WHAT THIS TASK INVOLVES | Quote, verbatim, all material below, without pictures.

··········

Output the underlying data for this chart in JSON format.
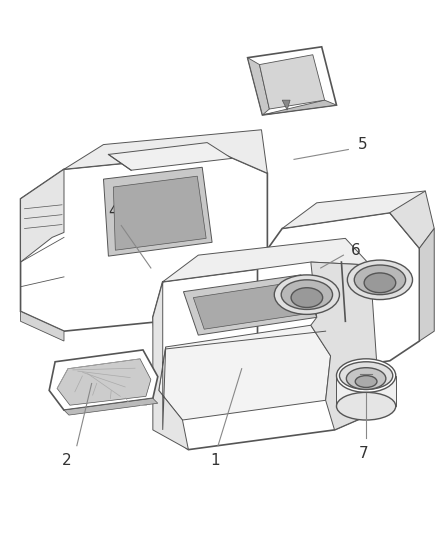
{
  "background_color": "#ffffff",
  "line_color": "#555555",
  "label_color": "#333333",
  "leader_color": "#888888",
  "figsize": [
    4.38,
    5.33
  ],
  "dpi": 100,
  "label_fontsize": 11
}
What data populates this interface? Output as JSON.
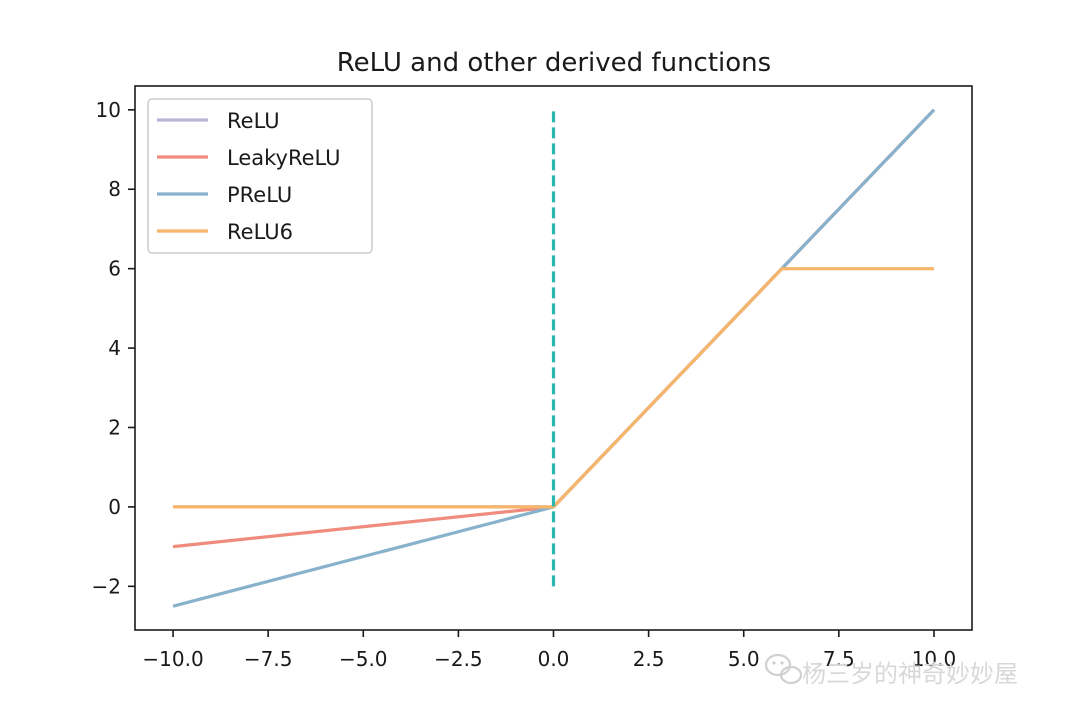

··········

COMPLETE ANSWER |
Output the underlying data for this chart in JSON format.
{
  "background_color": "#ffffff",
  "line_color": "#555555",
  "label_color": "#333333",
  "leader_color": "#888888",
  "figsize": [
    4.38,
    5.33
  ],
  "dpi": 100,
  "label_fontsize": 11
}
What data populates this interface? Output as JSON.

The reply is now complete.